* TASK BRIEF *
Restate all of the data exactly.

* SUPPLIED DATA *
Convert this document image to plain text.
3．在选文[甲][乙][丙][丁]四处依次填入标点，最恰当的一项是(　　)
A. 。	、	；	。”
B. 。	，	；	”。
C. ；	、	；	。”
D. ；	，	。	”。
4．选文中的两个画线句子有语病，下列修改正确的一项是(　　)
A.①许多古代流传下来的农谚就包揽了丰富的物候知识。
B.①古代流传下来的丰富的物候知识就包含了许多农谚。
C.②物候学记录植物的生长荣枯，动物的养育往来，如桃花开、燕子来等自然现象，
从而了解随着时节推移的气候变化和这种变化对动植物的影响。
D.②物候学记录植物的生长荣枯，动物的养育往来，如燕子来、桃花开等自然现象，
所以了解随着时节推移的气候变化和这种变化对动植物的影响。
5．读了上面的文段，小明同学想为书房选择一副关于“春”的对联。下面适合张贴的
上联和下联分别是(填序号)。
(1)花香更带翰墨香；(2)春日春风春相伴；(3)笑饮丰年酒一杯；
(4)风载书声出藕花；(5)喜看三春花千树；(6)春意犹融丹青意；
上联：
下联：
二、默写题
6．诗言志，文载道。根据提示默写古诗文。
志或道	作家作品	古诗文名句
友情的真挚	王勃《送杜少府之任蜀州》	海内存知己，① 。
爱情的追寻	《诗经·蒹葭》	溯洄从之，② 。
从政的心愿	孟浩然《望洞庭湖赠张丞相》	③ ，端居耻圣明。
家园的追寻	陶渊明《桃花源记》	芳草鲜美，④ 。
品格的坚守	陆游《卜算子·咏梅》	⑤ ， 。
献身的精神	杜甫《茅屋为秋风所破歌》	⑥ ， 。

* EXPECTED OUTPUT *
Convert this document image to plain text.
3．在选文[甲][乙][丙][丁]四处依次填入标点，最恰当的一项是(　　)
A. 。	、	；	。”
B. 。	，	；	”。
C. ；	、	；	。”
D. ；	，	。	”。
4．选文中的两个画线句子有语病，下列修改正确的一项是(　　)
A.①许多古代流传下来的农谚就包揽了丰富的物候知识。
B.①古代流传下来的丰富的物候知识就包含了许多农谚。
C.②物候学记录植物的生长荣枯，动物的养育往来，如桃花开、燕子来等自然现象，
从而了解随着时节推移的气候变化和这种变化对动植物的影响。
D.②物候学记录植物的生长荣枯，动物的养育往来，如燕子来、桃花开等自然现象，
所以了解随着时节推移的气候变化和这种变化对动植物的影响。
5．读了上面的文段，小明同学想为书房选择一副关于“春”的对联。下面适合张贴的
上联和下联分别是(填序号)。
(1)花香更带翰墨香；(2)春日春风春相伴；(3)笑饮丰年酒一杯；
(4)风载书声出藕花；(5)喜看三春花千树；(6)春意犹融丹青意；
上联：
下联：
二、默写题
6．诗言志，文载道。根据提示默写古诗文。
志或道	作家作品	古诗文名句
友情的真挚	王勃《送杜少府之任蜀州》	海内存知己，① 。
爱情的追寻	《诗经·蒹葭》	溯洄从之，② 。
从政的心愿	孟浩然《望洞庭湖赠张丞相》	③ ，端居耻圣明。
家园的追寻	陶渊明《桃花源记》	芳草鲜美，④ 。
品格的坚守	陆游《卜算子·咏梅》	⑤ ， 。
献身的精神	杜甫《茅屋为秋风所破歌》	⑥ ， 。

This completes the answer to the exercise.